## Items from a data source
START

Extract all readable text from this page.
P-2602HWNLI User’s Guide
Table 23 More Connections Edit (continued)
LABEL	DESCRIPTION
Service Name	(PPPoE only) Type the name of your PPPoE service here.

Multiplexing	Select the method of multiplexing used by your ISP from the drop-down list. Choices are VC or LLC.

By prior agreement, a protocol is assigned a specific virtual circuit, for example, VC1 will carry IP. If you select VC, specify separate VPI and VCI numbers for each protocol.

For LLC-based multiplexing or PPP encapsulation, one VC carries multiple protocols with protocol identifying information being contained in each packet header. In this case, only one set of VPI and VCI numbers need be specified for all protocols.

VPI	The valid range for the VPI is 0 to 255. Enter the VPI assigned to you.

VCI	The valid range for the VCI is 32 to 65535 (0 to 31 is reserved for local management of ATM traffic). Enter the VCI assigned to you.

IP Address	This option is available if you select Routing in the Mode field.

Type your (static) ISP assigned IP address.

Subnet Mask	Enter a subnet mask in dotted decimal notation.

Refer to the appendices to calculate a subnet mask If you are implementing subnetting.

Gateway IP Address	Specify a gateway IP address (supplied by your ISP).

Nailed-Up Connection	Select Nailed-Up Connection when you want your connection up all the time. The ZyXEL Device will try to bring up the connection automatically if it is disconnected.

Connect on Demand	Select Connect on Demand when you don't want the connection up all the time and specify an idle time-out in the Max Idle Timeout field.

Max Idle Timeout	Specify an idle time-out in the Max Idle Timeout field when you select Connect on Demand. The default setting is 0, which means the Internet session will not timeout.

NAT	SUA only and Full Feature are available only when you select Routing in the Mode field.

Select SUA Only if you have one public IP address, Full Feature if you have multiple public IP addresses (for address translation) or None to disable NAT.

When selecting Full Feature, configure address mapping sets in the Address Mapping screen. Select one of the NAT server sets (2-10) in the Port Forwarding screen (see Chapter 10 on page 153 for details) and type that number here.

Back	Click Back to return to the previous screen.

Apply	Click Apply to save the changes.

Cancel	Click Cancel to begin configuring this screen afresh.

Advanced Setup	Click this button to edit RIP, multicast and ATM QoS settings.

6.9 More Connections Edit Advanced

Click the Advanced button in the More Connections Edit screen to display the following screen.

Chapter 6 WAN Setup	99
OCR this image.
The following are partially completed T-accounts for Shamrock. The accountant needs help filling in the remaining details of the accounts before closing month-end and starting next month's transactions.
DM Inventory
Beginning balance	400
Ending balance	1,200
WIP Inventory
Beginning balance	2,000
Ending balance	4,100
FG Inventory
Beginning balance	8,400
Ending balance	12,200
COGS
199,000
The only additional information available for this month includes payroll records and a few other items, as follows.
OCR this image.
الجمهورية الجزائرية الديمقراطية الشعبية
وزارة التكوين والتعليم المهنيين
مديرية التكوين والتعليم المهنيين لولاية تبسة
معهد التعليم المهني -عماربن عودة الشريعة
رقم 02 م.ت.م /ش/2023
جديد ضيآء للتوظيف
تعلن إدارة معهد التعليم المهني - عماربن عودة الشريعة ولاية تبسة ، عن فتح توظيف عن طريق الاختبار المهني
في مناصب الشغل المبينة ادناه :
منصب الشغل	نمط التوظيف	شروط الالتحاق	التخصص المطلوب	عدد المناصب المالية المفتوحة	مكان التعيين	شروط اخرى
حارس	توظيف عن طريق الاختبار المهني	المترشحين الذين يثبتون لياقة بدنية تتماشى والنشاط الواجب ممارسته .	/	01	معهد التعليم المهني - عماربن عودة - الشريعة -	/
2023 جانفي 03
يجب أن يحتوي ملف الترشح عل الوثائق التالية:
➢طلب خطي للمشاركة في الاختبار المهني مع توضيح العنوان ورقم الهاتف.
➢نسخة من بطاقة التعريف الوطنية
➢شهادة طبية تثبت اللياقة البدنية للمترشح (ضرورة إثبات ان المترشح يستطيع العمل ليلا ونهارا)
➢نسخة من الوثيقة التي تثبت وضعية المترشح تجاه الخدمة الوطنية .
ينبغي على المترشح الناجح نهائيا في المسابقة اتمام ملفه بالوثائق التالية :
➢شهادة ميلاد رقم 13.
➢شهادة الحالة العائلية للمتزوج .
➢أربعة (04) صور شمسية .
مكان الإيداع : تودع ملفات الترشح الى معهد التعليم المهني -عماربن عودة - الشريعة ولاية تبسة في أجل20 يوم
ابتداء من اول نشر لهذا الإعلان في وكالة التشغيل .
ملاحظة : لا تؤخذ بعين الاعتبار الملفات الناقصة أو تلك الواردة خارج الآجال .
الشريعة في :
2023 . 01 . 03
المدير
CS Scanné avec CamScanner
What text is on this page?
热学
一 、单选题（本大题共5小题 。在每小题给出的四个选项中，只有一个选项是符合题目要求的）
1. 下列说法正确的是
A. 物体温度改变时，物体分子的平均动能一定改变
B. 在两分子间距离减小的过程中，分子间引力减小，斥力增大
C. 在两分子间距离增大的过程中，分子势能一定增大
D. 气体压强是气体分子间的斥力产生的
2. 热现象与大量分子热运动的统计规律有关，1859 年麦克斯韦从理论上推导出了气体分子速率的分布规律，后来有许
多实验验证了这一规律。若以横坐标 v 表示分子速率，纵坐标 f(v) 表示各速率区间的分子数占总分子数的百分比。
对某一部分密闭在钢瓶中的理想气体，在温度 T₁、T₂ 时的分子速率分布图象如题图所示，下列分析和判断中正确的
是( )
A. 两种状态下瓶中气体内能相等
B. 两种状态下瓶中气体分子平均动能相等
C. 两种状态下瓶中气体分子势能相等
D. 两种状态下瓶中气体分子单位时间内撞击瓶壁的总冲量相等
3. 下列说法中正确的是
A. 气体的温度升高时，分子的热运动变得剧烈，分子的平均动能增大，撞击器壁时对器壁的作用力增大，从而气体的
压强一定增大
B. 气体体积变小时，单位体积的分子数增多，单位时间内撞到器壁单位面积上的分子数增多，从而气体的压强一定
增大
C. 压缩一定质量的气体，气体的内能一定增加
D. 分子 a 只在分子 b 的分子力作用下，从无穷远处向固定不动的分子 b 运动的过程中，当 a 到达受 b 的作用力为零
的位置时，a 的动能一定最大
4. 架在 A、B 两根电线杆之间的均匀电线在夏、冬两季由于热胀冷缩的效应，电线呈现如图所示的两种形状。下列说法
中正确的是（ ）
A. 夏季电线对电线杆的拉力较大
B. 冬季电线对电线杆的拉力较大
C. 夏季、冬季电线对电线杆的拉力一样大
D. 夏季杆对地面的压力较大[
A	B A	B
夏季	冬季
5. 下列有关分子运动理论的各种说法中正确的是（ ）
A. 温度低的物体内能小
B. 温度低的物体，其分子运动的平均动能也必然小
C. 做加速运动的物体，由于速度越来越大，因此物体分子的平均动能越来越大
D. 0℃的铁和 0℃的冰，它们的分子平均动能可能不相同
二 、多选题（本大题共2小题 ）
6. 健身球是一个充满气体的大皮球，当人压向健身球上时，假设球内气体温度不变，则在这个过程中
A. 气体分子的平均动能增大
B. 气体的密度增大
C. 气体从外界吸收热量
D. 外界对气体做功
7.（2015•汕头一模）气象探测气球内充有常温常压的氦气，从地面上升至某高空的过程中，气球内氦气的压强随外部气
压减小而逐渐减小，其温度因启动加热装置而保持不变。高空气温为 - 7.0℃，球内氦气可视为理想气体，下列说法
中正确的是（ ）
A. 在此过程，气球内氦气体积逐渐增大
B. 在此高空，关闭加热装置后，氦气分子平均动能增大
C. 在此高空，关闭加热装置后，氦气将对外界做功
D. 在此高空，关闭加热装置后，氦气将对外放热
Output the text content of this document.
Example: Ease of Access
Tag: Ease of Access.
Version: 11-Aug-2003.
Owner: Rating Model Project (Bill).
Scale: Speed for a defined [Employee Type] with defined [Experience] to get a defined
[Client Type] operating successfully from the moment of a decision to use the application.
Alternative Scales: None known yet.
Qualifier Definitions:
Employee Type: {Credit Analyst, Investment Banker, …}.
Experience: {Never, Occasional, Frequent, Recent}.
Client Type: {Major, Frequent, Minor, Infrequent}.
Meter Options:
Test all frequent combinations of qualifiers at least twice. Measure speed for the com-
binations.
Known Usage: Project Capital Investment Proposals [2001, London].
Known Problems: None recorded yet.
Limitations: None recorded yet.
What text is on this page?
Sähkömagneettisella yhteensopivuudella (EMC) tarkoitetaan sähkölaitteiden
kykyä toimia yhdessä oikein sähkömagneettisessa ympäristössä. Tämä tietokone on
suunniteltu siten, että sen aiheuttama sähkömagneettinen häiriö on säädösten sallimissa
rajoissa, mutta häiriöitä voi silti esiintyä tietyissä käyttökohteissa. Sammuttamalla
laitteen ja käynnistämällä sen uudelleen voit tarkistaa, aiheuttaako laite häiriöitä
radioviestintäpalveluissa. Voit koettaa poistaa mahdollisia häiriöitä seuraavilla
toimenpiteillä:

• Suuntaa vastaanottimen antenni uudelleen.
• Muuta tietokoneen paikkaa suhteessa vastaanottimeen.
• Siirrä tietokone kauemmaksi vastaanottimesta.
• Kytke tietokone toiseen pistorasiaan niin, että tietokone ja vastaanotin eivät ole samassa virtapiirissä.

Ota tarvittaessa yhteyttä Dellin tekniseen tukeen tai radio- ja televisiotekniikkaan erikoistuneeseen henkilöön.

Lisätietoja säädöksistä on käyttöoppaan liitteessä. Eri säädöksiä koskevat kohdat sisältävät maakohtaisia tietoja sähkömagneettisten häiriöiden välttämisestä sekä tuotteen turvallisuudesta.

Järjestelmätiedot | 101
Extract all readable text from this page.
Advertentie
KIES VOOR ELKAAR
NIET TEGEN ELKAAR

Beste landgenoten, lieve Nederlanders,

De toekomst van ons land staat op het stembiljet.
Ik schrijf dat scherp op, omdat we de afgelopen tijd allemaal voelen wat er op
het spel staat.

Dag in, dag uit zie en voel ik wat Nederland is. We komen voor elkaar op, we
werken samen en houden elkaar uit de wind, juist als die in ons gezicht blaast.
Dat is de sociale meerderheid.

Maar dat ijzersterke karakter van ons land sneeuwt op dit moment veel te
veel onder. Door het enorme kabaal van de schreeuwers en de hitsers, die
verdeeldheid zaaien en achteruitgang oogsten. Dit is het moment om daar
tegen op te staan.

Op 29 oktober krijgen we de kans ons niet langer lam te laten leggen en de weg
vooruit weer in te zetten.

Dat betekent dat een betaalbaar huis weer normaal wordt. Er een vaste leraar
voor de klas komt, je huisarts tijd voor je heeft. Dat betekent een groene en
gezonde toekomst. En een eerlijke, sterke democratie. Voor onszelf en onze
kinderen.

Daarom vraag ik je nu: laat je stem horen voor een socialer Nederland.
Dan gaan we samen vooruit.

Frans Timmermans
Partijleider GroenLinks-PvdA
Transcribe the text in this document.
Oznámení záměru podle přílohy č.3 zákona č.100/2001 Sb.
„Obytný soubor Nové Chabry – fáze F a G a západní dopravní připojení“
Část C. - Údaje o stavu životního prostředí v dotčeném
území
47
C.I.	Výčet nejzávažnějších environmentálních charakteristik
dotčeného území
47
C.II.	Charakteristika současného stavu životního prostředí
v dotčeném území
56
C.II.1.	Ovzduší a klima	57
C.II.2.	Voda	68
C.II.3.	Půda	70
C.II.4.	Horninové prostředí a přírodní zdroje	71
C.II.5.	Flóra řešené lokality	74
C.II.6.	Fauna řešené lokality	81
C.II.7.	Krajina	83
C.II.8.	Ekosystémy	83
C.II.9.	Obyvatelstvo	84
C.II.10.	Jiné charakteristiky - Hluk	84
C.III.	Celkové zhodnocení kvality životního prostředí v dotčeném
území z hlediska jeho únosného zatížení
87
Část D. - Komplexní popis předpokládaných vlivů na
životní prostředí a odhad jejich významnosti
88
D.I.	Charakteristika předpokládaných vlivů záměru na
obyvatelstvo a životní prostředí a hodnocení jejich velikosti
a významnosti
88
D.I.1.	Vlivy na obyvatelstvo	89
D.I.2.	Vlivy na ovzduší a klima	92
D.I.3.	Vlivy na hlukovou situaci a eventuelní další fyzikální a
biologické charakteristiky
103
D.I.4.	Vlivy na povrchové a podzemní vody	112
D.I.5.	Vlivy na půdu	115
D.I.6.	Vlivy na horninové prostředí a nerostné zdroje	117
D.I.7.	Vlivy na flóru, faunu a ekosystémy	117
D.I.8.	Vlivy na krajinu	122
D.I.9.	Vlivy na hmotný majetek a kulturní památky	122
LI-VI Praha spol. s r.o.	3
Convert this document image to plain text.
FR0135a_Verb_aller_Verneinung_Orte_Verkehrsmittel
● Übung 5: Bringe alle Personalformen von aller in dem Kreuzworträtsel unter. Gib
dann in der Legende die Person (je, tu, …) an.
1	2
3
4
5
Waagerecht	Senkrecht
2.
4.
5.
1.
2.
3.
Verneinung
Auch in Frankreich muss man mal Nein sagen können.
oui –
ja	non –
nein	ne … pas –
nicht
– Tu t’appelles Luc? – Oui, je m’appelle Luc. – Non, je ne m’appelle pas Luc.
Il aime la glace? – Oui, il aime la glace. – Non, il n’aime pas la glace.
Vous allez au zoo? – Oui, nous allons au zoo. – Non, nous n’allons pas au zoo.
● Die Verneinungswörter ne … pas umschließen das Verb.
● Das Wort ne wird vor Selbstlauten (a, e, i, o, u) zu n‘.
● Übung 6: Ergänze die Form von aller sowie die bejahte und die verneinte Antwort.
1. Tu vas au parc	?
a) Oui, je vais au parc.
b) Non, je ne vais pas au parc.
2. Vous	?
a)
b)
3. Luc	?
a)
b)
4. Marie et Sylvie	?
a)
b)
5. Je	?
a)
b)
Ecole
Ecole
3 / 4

END

## STATED PROBLEM
Extract all lines containing the word "نسخة".

## ANSWER TO THIS TASK
➢نسخة من بطاقة التعريف الوطنية
➢نسخة من الوثيقة التي تثبت وضعية المترشح تجاه الخدمة الوطنية .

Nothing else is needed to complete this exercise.